■ ENTRIES
|---|

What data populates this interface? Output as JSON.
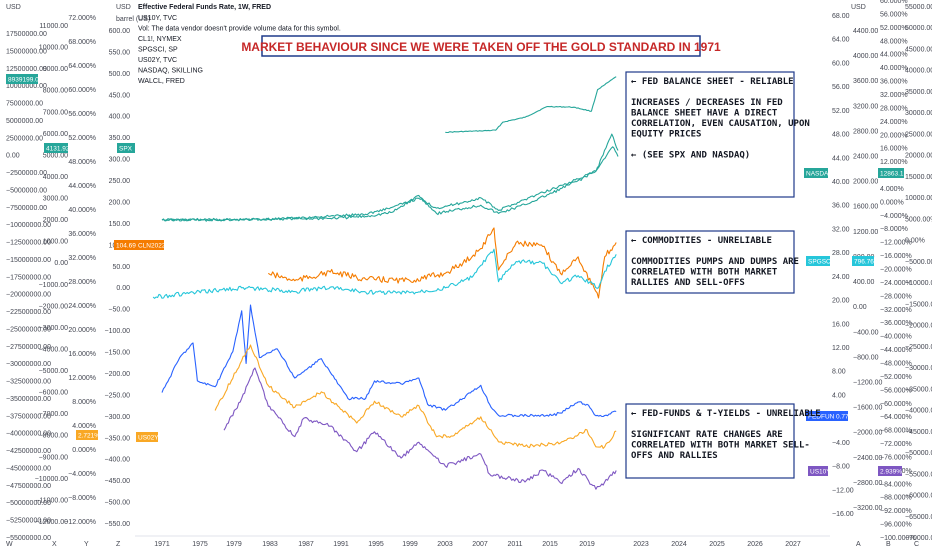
{
  "chart_data": {
    "type": "line",
    "title": "MARKET BEHAVIOUR SINCE WE WERE TAKEN OFF THE GOLD STANDARD IN 1971",
    "legend": {
      "header": "Effective Federal Funds Rate, 1W, FRED",
      "items": [
        "US10Y, TVC",
        "Vol: The data vendor doesn't provide volume data for this symbol.",
        "CL1!, NYMEX",
        "SPGSCI, SP",
        "US02Y, TVC",
        "NASDAQ, SKILLING",
        "WALCL, FRED"
      ]
    },
    "x_ticks": [
      "1971",
      "1975",
      "1979",
      "1983",
      "1987",
      "1991",
      "1995",
      "1999",
      "2003",
      "2007",
      "2011",
      "2015",
      "2019",
      "2023",
      "2024",
      "2025",
      "2026",
      "2027"
    ],
    "corner_labels": {
      "usd_left": "USD",
      "barrel_label": "barrel (US)",
      "usd_mid": "USD",
      "usd_right": "USD"
    },
    "left_axis_1": [
      "17500000.00",
      "15000000.00",
      "12500000.00",
      "10000000.00",
      "7500000.00",
      "5000000.00",
      "2500000.00",
      "0.00",
      "−2500000.00",
      "−5000000.00",
      "−7500000.00",
      "−10000000.00",
      "−12500000.00",
      "−15000000.00",
      "−17500000.00",
      "−20000000.00",
      "−22500000.00",
      "−25000000.00",
      "−27500000.00",
      "−30000000.00",
      "−32500000.00",
      "−35000000.00",
      "−37500000.00",
      "−40000000.00",
      "−42500000.00",
      "−45000000.00",
      "−47500000.00",
      "−50000000.00",
      "−52500000.00",
      "−55000000.00"
    ],
    "left_axis_2": [
      "11000.00",
      "10000.00",
      "9000.00",
      "8000.00",
      "7000.00",
      "6000.00",
      "5000.00",
      "4000.00",
      "3000.00",
      "2000.00",
      "1000.00",
      "0.00",
      "−1000.00",
      "−2000.00",
      "−3000.00",
      "−4000.00",
      "−5000.00",
      "−6000.00",
      "−7000.00",
      "−8000.00",
      "−9000.00",
      "−10000.00",
      "−11000.00",
      "−12000.00"
    ],
    "left_axis_3": [
      "72.000%",
      "68.000%",
      "64.000%",
      "60.000%",
      "56.000%",
      "52.000%",
      "48.000%",
      "44.000%",
      "40.000%",
      "36.000%",
      "32.000%",
      "28.000%",
      "24.000%",
      "20.000%",
      "16.000%",
      "12.000%",
      "8.000%",
      "4.000%",
      "0.000%",
      "−4.000%",
      "−8.000%",
      "−12.000%"
    ],
    "left_axis_4": [
      "600.00",
      "550.00",
      "500.00",
      "450.00",
      "400.00",
      "350.00",
      "300.00",
      "250.00",
      "200.00",
      "150.00",
      "100.00",
      "50.00",
      "0.00",
      "−50.00",
      "−100.00",
      "−150.00",
      "−200.00",
      "−250.00",
      "−300.00",
      "−350.00",
      "−400.00",
      "−450.00",
      "−500.00",
      "−550.00"
    ],
    "right_axis_1": [
      "68.00",
      "64.00",
      "60.00",
      "56.00",
      "52.00",
      "48.00",
      "44.00",
      "40.00",
      "36.00",
      "32.00",
      "28.00",
      "24.00",
      "20.00",
      "16.00",
      "12.00",
      "8.00",
      "4.00",
      "0.00",
      "−4.00",
      "−8.00",
      "−12.00",
      "−16.00"
    ],
    "right_axis_2": [
      "4400.00",
      "4000.00",
      "3600.00",
      "3200.00",
      "2800.00",
      "2400.00",
      "2000.00",
      "1600.00",
      "1200.00",
      "800.00",
      "400.00",
      "0.00",
      "−400.00",
      "−800.00",
      "−1200.00",
      "−1600.00",
      "−2000.00",
      "−2400.00",
      "−2800.00",
      "−3200.00"
    ],
    "right_axis_3": [
      "60.000%",
      "56.000%",
      "52.000%",
      "48.000%",
      "44.000%",
      "40.000%",
      "36.000%",
      "32.000%",
      "28.000%",
      "24.000%",
      "20.000%",
      "16.000%",
      "12.000%",
      "8.000%",
      "4.000%",
      "0.000%",
      "−4.000%",
      "−8.000%",
      "−12.000%",
      "−16.000%",
      "−20.000%",
      "−24.000%",
      "−28.000%",
      "−32.000%",
      "−36.000%",
      "−40.000%",
      "−44.000%",
      "−48.000%",
      "−52.000%",
      "−56.000%",
      "−60.000%",
      "−64.000%",
      "−68.000%",
      "−72.000%",
      "−76.000%",
      "−80.000%",
      "−84.000%",
      "−88.000%",
      "−92.000%",
      "−96.000%",
      "−100.000%"
    ],
    "right_axis_4": [
      "55000.00%",
      "50000.00%",
      "45000.00%",
      "40000.00%",
      "35000.00%",
      "30000.00%",
      "25000.00%",
      "20000.00%",
      "15000.00%",
      "10000.00%",
      "5000.00%",
      "0.00%",
      "−5000.00%",
      "−10000.00%",
      "−15000.00%",
      "−20000.00%",
      "−25000.00%",
      "−30000.00%",
      "−35000.00%",
      "−40000.00%",
      "−45000.00%",
      "−50000.00%",
      "−55000.00%",
      "−60000.00%",
      "−65000.00%",
      "−70000.00%"
    ],
    "price_tags": [
      {
        "name": "WALCL",
        "text": "8939199.00",
        "color": "#26a69a"
      },
      {
        "name": "NASDAQ-left",
        "text": "4131.92",
        "color": "#26a69a"
      },
      {
        "name": "SPX",
        "text": "SPX",
        "color": "#26a69a"
      },
      {
        "name": "CL1",
        "text": "104.69",
        "color": "#f57c00"
      },
      {
        "name": "CL1-symbol",
        "text": "CLN2022",
        "color": "#f57c00"
      },
      {
        "name": "US02Y-left",
        "text": "2.721%",
        "color": "#f9a825"
      },
      {
        "name": "US02Y-symbol",
        "text": "US02Y",
        "color": "#f9a825"
      },
      {
        "name": "NASDAQ-right",
        "text": "NASDAQ",
        "color": "#26a69a"
      },
      {
        "name": "NASDAQ-value",
        "text": "12863.1",
        "color": "#26a69a"
      },
      {
        "name": "SPGSCI",
        "text": "SPGSCI",
        "color": "#26c6da"
      },
      {
        "name": "SPGSCI-value",
        "text": "796.76",
        "color": "#26c6da"
      },
      {
        "name": "FEDFUNDS",
        "text": "FEDFUNDS",
        "color": "#2962ff"
      },
      {
        "name": "FEDFUNDS-value",
        "text": "0.77",
        "color": "#2962ff"
      },
      {
        "name": "US10Y",
        "text": "US10Y",
        "color": "#7e57c2"
      },
      {
        "name": "US10Y-value",
        "text": "2.939%",
        "color": "#7e57c2"
      }
    ],
    "annotations": [
      {
        "name": "fed-balance",
        "lines": [
          "← FED BALANCE SHEET - RELIABLE",
          "",
          "INCREASES / DECREASES IN FED",
          "BALANCE SHEET HAVE A DIRECT",
          "CORRELATION, EVEN CAUSATION, UPON",
          "EQUITY PRICES",
          "",
          "← (SEE SPX AND NASDAQ)"
        ]
      },
      {
        "name": "commodities",
        "lines": [
          "← COMMODITIES - UNRELIABLE",
          "",
          "COMMODITIES PUMPS AND DUMPS ARE",
          "CORRELATED WITH BOTH MARKET",
          "RALLIES AND SELL-OFFS"
        ]
      },
      {
        "name": "fed-funds",
        "lines": [
          "← FED-FUNDS & T-YIELDS - UNRELIABLE",
          "",
          "SIGNIFICANT RATE CHANGES ARE",
          "CORRELATED WITH BOTH MARKET SELL-",
          "OFFS AND RALLIES"
        ]
      }
    ],
    "bottom_letters": [
      "W",
      "X",
      "Y",
      "Z",
      "A",
      "B",
      "C"
    ],
    "series": [
      {
        "name": "WALCL",
        "color": "#26a69a",
        "x": [
          2003.0,
          2007.0,
          2008.7,
          2009.5,
          2012.0,
          2014.5,
          2017.5,
          2019.5,
          2020.2,
          2021.0,
          2022.3
        ],
        "y": [
          0.7,
          0.9,
          1.0,
          2.2,
          2.9,
          4.5,
          4.4,
          3.8,
          7.0,
          7.7,
          8.9
        ]
      },
      {
        "name": "NASDAQ",
        "color": "#26a69a",
        "x": [
          1971,
          1980,
          1985,
          1990,
          1994,
          1997,
          2000,
          2002,
          2005,
          2007,
          2009,
          2012,
          2015,
          2018,
          2020,
          2021.8,
          2022.5
        ],
        "y": [
          100,
          150,
          300,
          400,
          740,
          1500,
          4600,
          1300,
          2200,
          2800,
          1300,
          2900,
          5000,
          7300,
          9000,
          15800,
          12800
        ]
      },
      {
        "name": "SPX",
        "color": "#26a69a",
        "x": [
          1971,
          1980,
          1985,
          1990,
          1994,
          1997,
          2000,
          2002,
          2005,
          2007,
          2009,
          2012,
          2015,
          2018,
          2020,
          2021.9,
          2022.5
        ],
        "y": [
          95,
          110,
          180,
          330,
          460,
          900,
          1470,
          850,
          1200,
          1500,
          700,
          1400,
          2050,
          2700,
          3200,
          4750,
          4130
        ]
      },
      {
        "name": "CL1",
        "color": "#f57c00",
        "x": [
          1983,
          1986,
          1990,
          1994,
          1999,
          2003,
          2005,
          2007,
          2008.5,
          2009,
          2011,
          2014,
          2016,
          2018,
          2020.3,
          2021,
          2022.3
        ],
        "y": [
          30,
          12,
          33,
          16,
          12,
          30,
          55,
          90,
          140,
          38,
          105,
          95,
          30,
          70,
          -30,
          70,
          104.7
        ]
      },
      {
        "name": "SPGSCI",
        "color": "#26c6da",
        "x": [
          1970,
          1980,
          1986,
          1990,
          1994,
          1999,
          2003,
          2006,
          2008.5,
          2009,
          2011,
          2014,
          2016,
          2018,
          2020.3,
          2021,
          2022.3
        ],
        "y": [
          100,
          250,
          190,
          260,
          180,
          170,
          250,
          420,
          880,
          350,
          680,
          650,
          330,
          450,
          250,
          520,
          797
        ]
      },
      {
        "name": "FEDFUNDS",
        "color": "#2962ff",
        "x": [
          1971,
          1973,
          1974.5,
          1975,
          1977,
          1979,
          1980,
          1980.5,
          1981,
          1982,
          1984,
          1986,
          1989,
          1992,
          1994,
          1995,
          1998,
          2000,
          2001,
          2003,
          2005,
          2007,
          2008,
          2009,
          2015,
          2016,
          2018,
          2019,
          2020,
          2021,
          2022.3
        ],
        "y": [
          4.0,
          10.0,
          12.5,
          6.0,
          5.0,
          11.0,
          18.0,
          9.0,
          19.0,
          10.0,
          11.5,
          6.5,
          9.8,
          3.0,
          3.0,
          6.0,
          5.5,
          6.5,
          2.0,
          1.0,
          3.0,
          5.25,
          2.0,
          0.1,
          0.1,
          0.5,
          2.4,
          2.0,
          0.05,
          0.08,
          0.77
        ]
      },
      {
        "name": "US02Y",
        "color": "#f9a825",
        "x": [
          1977,
          1980,
          1981,
          1983,
          1986,
          1989,
          1993,
          1995,
          1998,
          2000,
          2002,
          2004,
          2007,
          2009,
          2012,
          2016,
          2019,
          2020,
          2021,
          2022.3
        ],
        "y": [
          6.0,
          14.0,
          16.5,
          10.0,
          6.5,
          9.0,
          4.0,
          7.5,
          5.0,
          6.8,
          1.8,
          2.0,
          5.0,
          1.0,
          0.25,
          0.8,
          2.9,
          0.2,
          0.2,
          2.72
        ]
      },
      {
        "name": "US10Y",
        "color": "#7e57c2",
        "x": [
          1978,
          1980,
          1981.5,
          1983,
          1986,
          1987,
          1990,
          1993,
          1995,
          1998,
          2000,
          2003,
          2007,
          2008,
          2012,
          2014,
          2016,
          2018,
          2020,
          2021,
          2022.3
        ],
        "y": [
          8.0,
          12.0,
          15.8,
          11.0,
          7.2,
          9.5,
          8.5,
          5.3,
          7.8,
          4.5,
          6.5,
          3.5,
          5.0,
          2.5,
          1.5,
          3.0,
          1.4,
          3.2,
          0.6,
          1.5,
          2.94
        ]
      }
    ]
  }
}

|---|

■ WORK INSTRUCTIONS
Search the lines for the string "FRED" and copy every line that has it.

■ ANSWER TO THIS EXERCISE
      "header": "Effective Federal Funds Rate, 1W, FRED",
        "WALCL, FRED"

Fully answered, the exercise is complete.